#### [TASK]
Your task is to locate every line holding the string "currency" and to copy each of them.

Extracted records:
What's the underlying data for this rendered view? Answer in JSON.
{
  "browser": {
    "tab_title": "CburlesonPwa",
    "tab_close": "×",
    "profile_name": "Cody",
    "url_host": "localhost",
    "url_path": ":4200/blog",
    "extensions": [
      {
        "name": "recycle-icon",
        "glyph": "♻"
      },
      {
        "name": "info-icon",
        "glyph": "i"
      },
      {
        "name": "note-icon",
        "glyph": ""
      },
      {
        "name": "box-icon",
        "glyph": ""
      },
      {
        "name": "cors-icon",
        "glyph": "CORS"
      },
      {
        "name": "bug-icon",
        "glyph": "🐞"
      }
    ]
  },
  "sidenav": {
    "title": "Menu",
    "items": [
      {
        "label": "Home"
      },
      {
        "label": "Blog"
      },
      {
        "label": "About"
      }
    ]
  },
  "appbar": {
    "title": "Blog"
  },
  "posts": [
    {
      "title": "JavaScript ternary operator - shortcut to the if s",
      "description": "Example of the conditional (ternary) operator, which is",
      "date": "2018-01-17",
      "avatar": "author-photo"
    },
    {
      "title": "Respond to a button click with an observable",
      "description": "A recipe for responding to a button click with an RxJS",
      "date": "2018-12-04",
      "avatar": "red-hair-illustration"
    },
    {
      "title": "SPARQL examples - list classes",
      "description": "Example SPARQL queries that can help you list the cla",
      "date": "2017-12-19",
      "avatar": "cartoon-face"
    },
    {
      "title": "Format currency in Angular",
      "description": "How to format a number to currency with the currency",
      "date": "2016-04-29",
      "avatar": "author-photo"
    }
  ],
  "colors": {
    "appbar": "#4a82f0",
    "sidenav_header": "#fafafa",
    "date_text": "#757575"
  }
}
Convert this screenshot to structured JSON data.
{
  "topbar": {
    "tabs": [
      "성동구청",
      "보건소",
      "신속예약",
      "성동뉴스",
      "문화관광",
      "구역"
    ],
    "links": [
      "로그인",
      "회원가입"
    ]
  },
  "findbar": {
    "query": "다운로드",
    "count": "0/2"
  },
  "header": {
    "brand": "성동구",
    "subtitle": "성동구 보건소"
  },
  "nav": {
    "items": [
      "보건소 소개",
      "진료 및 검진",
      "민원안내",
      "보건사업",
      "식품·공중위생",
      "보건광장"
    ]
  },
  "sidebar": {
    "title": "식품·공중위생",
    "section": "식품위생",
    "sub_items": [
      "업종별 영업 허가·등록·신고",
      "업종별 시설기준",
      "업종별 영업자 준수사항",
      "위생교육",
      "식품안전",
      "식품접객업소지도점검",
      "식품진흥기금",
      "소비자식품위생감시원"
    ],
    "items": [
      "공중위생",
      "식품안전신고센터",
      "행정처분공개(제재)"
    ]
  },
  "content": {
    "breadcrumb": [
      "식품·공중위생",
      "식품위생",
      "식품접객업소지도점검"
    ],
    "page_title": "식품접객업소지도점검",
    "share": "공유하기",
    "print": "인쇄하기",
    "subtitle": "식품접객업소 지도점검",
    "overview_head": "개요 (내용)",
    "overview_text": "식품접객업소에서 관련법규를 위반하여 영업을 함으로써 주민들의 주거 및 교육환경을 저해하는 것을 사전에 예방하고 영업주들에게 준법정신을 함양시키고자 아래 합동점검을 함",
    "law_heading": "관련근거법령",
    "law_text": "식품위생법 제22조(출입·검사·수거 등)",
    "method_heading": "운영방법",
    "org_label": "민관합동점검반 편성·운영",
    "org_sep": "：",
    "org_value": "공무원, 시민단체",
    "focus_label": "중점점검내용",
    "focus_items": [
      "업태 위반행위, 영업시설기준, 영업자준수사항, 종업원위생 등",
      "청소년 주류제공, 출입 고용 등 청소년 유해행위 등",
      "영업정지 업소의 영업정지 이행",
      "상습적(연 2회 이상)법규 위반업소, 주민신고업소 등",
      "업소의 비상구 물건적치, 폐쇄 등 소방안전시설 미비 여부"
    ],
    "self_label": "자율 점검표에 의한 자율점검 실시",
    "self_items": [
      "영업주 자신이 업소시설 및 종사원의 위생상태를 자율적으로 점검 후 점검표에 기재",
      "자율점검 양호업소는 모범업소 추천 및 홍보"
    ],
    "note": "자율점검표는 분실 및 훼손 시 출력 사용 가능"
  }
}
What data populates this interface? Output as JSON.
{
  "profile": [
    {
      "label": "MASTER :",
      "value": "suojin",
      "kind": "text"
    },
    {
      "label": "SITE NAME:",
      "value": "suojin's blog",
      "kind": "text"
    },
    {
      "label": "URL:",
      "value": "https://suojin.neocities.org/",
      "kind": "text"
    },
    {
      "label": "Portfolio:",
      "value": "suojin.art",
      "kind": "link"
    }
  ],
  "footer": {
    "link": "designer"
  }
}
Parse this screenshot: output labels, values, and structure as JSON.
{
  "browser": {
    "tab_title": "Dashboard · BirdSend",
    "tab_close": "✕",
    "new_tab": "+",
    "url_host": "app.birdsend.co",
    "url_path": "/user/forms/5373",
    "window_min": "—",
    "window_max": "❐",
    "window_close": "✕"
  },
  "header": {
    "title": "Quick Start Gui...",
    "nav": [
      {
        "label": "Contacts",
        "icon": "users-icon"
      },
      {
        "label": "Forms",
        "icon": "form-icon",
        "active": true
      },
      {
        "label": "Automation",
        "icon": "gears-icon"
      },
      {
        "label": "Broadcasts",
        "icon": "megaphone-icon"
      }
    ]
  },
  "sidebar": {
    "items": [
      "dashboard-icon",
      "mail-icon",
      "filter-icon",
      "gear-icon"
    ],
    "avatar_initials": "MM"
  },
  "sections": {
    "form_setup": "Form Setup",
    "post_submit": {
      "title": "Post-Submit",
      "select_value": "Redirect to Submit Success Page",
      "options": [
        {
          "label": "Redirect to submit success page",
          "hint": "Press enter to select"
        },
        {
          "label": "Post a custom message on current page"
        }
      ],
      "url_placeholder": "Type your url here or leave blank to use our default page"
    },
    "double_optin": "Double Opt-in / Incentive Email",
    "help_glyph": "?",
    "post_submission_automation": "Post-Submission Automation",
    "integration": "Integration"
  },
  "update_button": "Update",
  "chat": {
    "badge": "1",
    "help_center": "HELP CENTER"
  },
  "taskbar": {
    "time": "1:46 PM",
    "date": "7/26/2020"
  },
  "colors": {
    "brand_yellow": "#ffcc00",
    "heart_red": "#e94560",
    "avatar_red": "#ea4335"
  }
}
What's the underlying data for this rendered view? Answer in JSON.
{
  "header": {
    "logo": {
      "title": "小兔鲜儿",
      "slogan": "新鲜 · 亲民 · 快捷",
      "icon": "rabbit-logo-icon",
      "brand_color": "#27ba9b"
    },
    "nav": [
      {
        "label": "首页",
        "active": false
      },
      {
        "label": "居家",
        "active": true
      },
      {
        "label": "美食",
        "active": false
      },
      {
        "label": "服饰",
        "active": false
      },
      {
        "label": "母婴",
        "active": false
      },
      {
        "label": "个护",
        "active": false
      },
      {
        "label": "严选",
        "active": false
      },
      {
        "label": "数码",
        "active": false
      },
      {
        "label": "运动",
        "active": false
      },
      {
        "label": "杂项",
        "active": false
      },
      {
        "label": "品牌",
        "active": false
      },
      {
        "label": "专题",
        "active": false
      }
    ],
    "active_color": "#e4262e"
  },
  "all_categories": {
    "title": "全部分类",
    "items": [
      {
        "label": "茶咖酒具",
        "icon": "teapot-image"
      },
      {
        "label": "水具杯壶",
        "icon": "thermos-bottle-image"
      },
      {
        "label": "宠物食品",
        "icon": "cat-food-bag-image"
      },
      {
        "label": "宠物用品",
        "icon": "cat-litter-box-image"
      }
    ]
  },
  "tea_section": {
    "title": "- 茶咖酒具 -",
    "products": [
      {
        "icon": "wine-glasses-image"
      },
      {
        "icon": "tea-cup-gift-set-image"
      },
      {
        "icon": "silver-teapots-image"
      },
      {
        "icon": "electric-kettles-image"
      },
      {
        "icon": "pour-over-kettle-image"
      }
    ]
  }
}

#### [COMPLETED EXERCISE]
      "title": "Format currency in Angular",
      "description": "How to format a number to currency with the currency",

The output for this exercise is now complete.